Task
Gather every row below that contains the string "renters" and copy each one in full. Case matters.

start

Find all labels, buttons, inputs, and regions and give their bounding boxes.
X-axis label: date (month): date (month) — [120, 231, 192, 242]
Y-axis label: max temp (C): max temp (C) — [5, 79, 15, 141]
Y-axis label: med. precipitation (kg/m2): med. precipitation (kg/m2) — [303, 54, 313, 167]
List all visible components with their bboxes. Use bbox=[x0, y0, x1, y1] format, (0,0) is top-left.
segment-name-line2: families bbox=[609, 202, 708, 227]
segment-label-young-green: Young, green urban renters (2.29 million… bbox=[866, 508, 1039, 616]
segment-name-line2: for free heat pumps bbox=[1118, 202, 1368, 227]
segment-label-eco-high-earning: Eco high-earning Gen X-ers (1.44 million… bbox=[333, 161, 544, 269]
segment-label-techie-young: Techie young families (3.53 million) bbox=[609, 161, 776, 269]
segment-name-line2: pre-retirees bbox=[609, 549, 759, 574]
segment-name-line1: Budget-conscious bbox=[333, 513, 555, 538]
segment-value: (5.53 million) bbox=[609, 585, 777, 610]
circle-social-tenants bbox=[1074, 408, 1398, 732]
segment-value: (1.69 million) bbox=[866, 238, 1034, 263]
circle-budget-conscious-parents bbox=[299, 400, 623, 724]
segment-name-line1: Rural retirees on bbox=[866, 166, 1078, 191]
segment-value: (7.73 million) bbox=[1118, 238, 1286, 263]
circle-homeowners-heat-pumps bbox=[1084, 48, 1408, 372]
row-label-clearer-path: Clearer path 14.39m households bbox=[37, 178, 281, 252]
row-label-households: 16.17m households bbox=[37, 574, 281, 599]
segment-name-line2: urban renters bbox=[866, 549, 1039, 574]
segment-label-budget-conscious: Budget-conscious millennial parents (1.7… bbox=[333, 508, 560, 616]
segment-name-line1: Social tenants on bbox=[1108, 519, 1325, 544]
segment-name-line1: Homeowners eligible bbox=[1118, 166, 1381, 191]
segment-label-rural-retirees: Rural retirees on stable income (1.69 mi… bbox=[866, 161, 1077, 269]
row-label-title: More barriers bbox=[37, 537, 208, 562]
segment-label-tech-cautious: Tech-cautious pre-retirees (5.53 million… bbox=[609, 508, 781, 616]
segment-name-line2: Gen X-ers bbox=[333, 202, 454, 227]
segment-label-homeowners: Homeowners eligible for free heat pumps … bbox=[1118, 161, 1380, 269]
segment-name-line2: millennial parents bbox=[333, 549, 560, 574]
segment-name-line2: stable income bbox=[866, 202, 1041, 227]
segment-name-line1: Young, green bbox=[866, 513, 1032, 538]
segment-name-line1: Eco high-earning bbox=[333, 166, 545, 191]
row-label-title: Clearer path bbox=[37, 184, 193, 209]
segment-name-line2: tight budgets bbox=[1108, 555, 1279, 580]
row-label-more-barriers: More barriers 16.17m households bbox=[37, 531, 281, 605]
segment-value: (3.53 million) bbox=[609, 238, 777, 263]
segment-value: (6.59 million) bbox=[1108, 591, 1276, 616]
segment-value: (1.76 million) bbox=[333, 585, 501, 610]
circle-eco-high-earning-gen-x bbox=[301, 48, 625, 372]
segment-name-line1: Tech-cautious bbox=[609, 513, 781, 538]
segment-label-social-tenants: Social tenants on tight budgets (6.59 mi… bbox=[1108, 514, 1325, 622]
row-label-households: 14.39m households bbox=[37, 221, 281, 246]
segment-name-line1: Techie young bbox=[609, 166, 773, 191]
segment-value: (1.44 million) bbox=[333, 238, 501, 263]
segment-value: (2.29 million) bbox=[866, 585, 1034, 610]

end

Result below
segment-label-young-green: Young, green urban renters (2.29 million… bbox=[866, 508, 1039, 616]
segment-name-line2: urban renters bbox=[866, 549, 1039, 574]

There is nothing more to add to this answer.